-- Start of Material supplied --

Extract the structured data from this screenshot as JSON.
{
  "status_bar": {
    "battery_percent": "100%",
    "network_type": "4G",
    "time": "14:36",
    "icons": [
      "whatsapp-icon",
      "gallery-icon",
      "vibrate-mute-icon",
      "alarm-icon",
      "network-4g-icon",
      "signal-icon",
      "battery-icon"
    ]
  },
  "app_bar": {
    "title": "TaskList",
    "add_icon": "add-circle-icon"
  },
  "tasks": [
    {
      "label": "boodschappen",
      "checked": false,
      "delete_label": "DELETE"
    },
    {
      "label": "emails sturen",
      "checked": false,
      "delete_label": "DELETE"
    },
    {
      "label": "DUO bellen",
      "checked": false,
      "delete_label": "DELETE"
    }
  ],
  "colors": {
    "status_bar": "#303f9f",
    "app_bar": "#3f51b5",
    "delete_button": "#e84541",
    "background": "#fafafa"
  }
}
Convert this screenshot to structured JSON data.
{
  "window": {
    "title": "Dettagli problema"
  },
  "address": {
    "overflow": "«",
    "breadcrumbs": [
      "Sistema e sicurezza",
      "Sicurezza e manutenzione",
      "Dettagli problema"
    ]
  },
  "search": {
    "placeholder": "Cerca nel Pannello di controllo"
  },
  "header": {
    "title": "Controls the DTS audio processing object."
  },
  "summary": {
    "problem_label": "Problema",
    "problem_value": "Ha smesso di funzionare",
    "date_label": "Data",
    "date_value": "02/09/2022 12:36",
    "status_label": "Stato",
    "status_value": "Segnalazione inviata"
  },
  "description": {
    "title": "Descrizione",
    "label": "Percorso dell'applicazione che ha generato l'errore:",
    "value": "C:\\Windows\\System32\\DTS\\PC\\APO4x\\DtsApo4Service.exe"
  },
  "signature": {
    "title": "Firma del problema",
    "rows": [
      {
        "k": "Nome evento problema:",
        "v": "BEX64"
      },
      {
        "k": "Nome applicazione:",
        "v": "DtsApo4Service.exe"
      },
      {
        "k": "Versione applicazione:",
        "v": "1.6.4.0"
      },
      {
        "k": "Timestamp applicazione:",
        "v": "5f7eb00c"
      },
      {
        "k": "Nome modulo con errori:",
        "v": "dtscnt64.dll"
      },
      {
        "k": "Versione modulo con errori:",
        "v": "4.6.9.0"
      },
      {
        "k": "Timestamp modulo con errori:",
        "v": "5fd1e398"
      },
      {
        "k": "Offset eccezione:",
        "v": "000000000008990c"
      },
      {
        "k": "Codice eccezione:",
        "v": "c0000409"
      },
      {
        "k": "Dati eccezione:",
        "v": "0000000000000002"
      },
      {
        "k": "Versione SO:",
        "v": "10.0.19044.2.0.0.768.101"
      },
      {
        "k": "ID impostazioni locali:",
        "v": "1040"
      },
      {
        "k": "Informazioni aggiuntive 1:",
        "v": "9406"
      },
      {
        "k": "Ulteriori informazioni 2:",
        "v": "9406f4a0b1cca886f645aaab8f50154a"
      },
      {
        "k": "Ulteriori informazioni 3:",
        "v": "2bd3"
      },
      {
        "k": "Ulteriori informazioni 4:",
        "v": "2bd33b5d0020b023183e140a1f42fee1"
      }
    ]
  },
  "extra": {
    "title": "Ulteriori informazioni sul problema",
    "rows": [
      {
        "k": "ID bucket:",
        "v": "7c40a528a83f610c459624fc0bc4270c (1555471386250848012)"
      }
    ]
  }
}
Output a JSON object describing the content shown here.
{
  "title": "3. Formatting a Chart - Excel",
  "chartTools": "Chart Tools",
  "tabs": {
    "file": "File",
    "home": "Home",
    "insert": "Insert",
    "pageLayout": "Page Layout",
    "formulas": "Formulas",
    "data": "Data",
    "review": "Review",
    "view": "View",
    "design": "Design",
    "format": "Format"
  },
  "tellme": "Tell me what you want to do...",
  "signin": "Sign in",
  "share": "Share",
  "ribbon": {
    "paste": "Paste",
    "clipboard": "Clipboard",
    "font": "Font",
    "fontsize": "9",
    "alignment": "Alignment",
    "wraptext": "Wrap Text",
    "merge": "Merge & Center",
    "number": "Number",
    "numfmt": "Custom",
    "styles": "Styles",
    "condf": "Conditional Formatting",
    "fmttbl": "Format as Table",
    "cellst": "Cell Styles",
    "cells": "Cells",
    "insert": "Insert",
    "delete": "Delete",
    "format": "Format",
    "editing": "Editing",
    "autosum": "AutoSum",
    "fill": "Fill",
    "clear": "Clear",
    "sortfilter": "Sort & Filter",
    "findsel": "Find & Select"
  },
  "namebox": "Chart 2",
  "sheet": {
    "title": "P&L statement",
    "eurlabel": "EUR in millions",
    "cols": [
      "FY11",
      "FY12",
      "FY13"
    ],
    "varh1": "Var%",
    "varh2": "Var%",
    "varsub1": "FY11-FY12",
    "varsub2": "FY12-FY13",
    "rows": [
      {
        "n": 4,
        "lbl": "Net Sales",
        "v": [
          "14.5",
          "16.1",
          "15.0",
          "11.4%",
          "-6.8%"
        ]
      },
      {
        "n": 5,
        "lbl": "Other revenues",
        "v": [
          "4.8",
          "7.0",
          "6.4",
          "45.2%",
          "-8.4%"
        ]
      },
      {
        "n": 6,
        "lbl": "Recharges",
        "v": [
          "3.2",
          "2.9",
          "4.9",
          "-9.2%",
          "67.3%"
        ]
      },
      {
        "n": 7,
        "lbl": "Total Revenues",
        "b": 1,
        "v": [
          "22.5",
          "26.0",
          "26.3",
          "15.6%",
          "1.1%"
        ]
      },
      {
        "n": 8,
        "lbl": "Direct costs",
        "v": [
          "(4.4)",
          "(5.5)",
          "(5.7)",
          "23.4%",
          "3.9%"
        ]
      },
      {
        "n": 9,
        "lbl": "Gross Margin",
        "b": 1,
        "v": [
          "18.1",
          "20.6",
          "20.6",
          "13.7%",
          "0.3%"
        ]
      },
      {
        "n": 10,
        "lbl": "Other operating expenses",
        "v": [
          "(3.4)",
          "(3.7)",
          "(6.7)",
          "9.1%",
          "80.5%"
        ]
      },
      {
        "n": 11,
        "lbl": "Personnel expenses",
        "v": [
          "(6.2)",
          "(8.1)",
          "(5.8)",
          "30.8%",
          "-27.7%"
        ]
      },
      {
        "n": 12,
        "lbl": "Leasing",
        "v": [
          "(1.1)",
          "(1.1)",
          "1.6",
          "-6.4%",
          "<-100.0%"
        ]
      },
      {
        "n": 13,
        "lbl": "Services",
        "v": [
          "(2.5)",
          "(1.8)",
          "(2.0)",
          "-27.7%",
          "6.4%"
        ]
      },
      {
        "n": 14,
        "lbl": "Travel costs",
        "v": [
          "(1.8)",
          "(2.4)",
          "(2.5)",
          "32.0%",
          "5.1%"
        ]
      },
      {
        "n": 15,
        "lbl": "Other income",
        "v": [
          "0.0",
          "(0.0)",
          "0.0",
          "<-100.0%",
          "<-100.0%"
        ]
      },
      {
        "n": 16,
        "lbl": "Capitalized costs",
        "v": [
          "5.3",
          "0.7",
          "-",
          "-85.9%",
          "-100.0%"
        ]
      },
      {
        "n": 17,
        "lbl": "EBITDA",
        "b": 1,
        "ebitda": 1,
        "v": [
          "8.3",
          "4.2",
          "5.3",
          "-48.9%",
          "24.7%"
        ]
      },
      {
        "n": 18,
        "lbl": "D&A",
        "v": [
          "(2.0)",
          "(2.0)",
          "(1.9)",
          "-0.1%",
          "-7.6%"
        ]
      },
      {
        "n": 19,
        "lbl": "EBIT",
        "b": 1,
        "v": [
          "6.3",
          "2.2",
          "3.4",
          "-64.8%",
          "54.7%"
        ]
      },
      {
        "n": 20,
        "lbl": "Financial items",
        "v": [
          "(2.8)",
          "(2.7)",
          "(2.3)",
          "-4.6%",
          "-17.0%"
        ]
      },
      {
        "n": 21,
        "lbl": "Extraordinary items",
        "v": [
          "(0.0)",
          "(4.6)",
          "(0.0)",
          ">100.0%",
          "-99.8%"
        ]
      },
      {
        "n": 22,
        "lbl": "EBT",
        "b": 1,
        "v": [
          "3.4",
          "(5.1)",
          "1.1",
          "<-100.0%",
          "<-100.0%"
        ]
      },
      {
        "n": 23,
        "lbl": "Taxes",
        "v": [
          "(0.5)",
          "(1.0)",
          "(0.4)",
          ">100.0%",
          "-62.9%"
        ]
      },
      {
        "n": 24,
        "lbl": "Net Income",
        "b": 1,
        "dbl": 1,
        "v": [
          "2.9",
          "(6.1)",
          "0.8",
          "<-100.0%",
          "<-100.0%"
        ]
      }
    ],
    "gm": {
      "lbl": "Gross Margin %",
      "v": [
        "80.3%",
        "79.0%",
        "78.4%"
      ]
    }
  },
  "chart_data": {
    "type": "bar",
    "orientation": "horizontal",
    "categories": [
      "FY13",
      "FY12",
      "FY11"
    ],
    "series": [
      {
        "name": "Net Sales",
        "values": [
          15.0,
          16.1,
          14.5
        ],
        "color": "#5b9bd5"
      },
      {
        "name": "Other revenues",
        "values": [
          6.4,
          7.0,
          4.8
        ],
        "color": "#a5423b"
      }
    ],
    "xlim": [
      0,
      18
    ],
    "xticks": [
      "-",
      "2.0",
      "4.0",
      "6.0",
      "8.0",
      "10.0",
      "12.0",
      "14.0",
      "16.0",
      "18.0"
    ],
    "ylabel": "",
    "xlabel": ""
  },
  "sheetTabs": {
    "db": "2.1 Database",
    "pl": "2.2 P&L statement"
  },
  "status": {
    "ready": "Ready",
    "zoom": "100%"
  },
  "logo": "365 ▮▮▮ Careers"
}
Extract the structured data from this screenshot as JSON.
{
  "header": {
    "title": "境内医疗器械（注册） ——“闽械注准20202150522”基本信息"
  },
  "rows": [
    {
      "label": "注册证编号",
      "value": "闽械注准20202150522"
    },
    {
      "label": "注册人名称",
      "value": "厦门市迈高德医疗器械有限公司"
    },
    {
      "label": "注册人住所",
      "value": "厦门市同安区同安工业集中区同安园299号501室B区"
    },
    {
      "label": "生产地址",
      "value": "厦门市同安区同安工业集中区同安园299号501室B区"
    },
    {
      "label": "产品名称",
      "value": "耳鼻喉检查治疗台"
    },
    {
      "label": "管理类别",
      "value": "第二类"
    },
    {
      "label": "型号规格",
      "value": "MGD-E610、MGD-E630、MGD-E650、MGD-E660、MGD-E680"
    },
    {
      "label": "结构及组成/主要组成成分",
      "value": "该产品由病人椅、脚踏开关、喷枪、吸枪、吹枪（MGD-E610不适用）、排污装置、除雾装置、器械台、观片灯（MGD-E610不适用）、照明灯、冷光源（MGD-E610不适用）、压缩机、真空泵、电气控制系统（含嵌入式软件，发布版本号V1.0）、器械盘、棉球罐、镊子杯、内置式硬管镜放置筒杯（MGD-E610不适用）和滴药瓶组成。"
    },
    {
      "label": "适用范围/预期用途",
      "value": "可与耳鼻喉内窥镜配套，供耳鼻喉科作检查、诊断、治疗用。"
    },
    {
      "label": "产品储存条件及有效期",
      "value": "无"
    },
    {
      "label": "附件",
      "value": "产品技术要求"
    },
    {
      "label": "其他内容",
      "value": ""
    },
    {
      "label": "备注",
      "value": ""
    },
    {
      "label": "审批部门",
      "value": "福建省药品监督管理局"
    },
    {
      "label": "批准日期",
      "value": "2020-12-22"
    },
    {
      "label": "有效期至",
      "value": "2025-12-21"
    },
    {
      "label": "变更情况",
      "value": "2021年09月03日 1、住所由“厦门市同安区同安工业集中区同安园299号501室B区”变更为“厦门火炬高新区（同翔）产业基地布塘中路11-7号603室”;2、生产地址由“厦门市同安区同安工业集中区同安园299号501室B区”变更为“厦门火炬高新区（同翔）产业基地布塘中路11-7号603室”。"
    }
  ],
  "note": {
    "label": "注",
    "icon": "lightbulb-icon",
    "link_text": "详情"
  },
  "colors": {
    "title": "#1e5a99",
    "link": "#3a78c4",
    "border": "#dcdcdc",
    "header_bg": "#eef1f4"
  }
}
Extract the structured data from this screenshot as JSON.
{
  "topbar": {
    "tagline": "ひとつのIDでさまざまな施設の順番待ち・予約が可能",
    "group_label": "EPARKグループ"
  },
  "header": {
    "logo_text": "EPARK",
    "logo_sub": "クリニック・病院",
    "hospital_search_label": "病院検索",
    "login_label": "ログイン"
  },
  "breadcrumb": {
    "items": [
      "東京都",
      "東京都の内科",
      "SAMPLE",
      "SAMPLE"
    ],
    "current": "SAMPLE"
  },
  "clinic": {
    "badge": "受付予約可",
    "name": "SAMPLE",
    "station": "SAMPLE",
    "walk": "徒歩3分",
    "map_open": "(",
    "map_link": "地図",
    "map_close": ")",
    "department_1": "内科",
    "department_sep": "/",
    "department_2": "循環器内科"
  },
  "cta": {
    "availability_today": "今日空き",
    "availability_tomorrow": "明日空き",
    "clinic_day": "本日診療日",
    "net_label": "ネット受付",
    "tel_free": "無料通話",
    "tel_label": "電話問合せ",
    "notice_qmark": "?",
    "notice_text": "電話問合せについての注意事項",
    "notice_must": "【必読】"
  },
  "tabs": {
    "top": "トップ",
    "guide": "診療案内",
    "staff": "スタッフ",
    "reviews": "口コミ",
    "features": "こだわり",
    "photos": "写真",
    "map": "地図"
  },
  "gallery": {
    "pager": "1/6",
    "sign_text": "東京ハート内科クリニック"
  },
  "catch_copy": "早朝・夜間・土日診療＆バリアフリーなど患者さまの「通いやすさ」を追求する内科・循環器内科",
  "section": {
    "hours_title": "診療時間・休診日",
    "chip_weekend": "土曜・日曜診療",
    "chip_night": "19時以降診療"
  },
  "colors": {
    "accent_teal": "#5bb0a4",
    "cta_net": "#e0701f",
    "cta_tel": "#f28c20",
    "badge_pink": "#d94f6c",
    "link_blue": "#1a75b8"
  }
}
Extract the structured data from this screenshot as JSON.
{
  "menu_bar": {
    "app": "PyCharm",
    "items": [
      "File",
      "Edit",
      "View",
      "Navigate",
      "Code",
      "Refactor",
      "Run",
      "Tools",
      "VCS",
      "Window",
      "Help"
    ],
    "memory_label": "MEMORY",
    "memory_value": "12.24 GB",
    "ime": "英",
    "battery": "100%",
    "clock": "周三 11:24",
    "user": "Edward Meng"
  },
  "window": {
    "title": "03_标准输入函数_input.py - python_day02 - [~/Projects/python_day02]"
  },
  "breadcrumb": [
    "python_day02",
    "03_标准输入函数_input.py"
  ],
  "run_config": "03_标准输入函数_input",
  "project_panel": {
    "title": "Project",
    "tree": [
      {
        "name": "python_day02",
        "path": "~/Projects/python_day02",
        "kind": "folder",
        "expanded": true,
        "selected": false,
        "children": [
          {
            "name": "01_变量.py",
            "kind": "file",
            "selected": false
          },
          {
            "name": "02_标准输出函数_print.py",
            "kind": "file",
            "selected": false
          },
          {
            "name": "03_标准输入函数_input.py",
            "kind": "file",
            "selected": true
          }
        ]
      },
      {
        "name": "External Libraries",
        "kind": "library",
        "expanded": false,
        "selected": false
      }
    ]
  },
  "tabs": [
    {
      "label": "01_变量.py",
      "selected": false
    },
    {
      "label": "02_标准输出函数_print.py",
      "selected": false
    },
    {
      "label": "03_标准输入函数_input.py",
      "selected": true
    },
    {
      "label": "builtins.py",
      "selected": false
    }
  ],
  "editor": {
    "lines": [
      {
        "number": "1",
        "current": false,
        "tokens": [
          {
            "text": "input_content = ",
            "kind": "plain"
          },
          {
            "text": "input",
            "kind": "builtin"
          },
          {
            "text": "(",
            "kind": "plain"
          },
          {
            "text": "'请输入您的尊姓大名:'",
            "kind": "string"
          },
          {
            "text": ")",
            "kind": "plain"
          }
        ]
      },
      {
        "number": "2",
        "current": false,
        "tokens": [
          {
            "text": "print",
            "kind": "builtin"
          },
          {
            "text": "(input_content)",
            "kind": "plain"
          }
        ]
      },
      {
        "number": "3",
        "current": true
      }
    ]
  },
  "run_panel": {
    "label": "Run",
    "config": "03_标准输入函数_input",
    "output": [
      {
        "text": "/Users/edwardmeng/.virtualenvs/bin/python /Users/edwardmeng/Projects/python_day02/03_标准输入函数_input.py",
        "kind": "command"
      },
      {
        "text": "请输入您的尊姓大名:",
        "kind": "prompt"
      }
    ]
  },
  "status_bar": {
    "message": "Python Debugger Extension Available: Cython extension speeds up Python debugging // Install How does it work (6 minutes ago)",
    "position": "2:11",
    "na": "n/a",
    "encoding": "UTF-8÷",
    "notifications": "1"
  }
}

-- End of Material supplied --

__Task directions__
Filter for "current". Return all lines that hold it.

__Exercise response__
    "current": "SAMPLE"
        "current": false,
        "current": false,
        "current": true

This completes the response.